» **LISTED ENTRIES**

++++++++

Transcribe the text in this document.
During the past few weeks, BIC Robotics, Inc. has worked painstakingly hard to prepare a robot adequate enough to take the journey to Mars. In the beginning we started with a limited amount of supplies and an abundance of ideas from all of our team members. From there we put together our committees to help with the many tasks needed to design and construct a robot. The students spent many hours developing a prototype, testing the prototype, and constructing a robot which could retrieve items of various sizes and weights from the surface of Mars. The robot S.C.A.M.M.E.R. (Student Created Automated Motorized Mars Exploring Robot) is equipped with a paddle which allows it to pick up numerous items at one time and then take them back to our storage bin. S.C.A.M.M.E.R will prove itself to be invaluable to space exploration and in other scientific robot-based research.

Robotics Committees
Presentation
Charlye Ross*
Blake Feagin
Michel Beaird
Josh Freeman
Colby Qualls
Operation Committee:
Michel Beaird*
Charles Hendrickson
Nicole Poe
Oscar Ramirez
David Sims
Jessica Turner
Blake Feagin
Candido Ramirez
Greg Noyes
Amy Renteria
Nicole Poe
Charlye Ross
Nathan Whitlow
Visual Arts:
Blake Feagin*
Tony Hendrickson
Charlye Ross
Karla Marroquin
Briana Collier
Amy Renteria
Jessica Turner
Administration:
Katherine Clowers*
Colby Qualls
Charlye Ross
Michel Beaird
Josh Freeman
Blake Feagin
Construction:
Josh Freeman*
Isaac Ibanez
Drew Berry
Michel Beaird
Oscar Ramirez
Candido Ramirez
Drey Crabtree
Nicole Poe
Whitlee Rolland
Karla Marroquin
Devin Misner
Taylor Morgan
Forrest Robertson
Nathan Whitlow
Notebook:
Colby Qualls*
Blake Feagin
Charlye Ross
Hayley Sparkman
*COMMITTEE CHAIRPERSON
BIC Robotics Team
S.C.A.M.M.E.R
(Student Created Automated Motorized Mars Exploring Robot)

++++++++

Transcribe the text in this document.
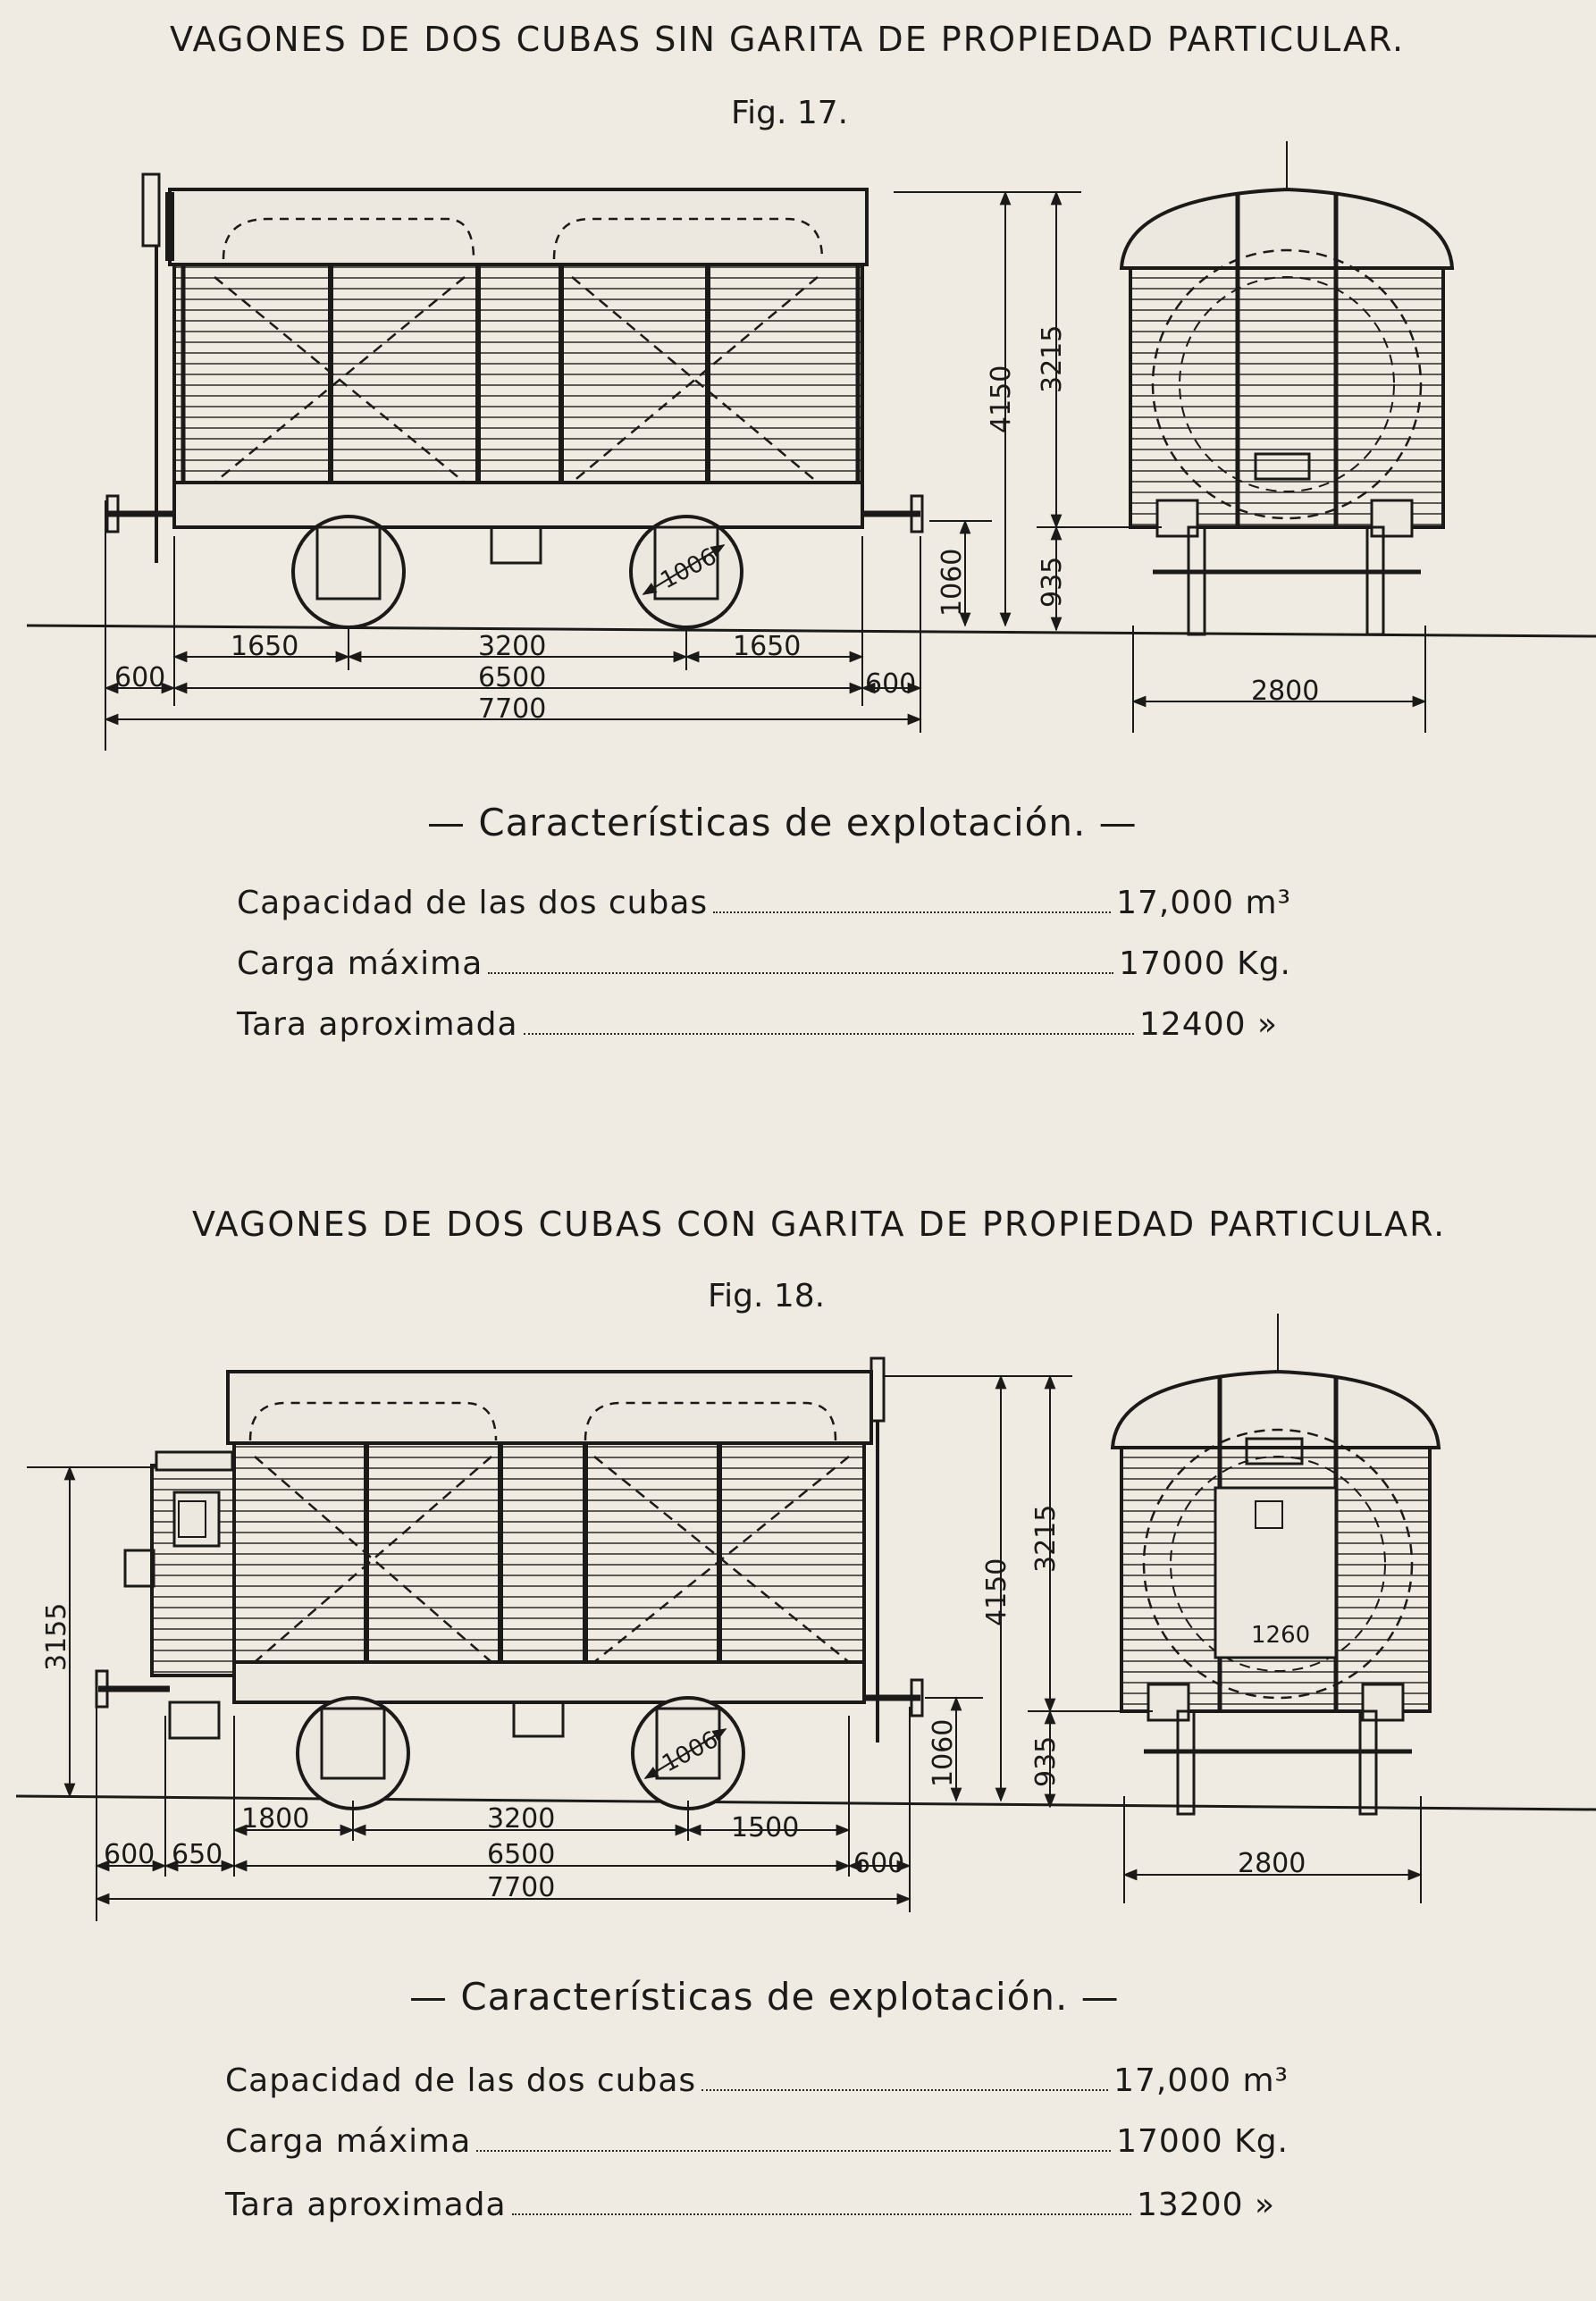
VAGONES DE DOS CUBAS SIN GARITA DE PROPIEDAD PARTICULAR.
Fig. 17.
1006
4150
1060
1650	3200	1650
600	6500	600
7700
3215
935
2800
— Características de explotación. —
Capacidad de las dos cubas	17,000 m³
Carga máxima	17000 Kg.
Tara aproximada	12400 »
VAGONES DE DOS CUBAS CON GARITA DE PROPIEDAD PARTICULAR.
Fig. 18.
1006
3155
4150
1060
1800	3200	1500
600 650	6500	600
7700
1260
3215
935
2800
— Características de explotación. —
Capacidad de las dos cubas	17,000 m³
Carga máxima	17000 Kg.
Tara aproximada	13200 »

++++++++

» **GIVEN REQUEST**
Out of the preceding entries, pull every line containing the string "Automated".

» **OUTPUT FOR THIS EXERCISE**
During the past few weeks, BIC Robotics, Inc. has worked painstakingly hard to prepare a robot adequate enough to take the journey to Mars. In the beginning we started with a limited amount of supplies and an abundance of ideas from all of our team members. From there we put together our committees to help with the many tasks needed to design and construct a robot. The students spent many hours developing a prototype, testing the prototype, and constructing a robot which could retrieve items of various sizes and weights from the surface of Mars. The robot S.C.A.M.M.E.R. (Student Created Automated Motorized Mars Exploring Robot) is equipped with a paddle which allows it to pick up numerous items at one time and then take them back to our storage bin. S.C.A.M.M.E.R will prove itself to be invaluable to space exploration and in other scientific robot-based research.
(Student Created Automated Motorized Mars Exploring Robot)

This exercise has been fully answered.